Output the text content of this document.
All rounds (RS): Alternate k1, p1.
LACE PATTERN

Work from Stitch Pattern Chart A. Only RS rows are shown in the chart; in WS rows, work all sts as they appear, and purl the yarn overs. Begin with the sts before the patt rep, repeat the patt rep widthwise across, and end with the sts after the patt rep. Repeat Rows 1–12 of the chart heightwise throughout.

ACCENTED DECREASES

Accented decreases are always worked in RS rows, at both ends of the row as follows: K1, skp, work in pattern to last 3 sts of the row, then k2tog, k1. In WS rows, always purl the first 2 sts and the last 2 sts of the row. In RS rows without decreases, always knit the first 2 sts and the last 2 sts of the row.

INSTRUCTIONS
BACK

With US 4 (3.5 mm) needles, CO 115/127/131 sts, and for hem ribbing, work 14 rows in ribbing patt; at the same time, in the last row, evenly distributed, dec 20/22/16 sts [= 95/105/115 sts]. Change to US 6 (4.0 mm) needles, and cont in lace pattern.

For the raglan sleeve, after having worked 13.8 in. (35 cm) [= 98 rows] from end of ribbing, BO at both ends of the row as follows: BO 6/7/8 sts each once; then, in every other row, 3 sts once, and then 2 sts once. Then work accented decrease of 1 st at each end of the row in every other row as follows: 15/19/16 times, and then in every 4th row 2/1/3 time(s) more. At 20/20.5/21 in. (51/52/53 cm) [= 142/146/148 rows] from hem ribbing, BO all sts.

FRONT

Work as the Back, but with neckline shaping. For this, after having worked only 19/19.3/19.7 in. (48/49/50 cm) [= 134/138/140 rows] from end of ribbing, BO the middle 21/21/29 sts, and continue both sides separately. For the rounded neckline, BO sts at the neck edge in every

Your instructions
Transcribe the records above exactly as they appear.

Worked solution
Output the text content of this document.
All rounds (RS): Alternate k1, p1.
LACE PATTERN

Work from Stitch Pattern Chart A. Only RS rows are shown in the chart; in WS rows, work all sts as they appear, and purl the yarn overs. Begin with the sts before the patt rep, repeat the patt rep widthwise across, and end with the sts after the patt rep. Repeat Rows 1–12 of the chart heightwise throughout.

ACCENTED DECREASES

Accented decreases are always worked in RS rows, at both ends of the row as follows: K1, skp, work in pattern to last 3 sts of the row, then k2tog, k1. In WS rows, always purl the first 2 sts and the last 2 sts of the row. In RS rows without decreases, always knit the first 2 sts and the last 2 sts of the row.

INSTRUCTIONS
BACK

With US 4 (3.5 mm) needles, CO 115/127/131 sts, and for hem ribbing, work 14 rows in ribbing patt; at the same time, in the last row, evenly distributed, dec 20/22/16 sts [= 95/105/115 sts]. Change to US 6 (4.0 mm) needles, and cont in lace pattern.

For the raglan sleeve, after having worked 13.8 in. (35 cm) [= 98 rows] from end of ribbing, BO at both ends of the row as follows: BO 6/7/8 sts each once; then, in every other row, 3 sts once, and then 2 sts once. Then work accented decrease of 1 st at each end of the row in every other row as follows: 15/19/16 times, and then in every 4th row 2/1/3 time(s) more. At 20/20.5/21 in. (51/52/53 cm) [= 142/146/148 rows] from hem ribbing, BO all sts.

FRONT

Work as the Back, but with neckline shaping. For this, after having worked only 19/19.3/19.7 in. (48/49/50 cm) [= 134/138/140 rows] from end of ribbing, BO the middle 21/21/29 sts, and continue both sides separately. For the rounded neckline, BO sts at the neck edge in every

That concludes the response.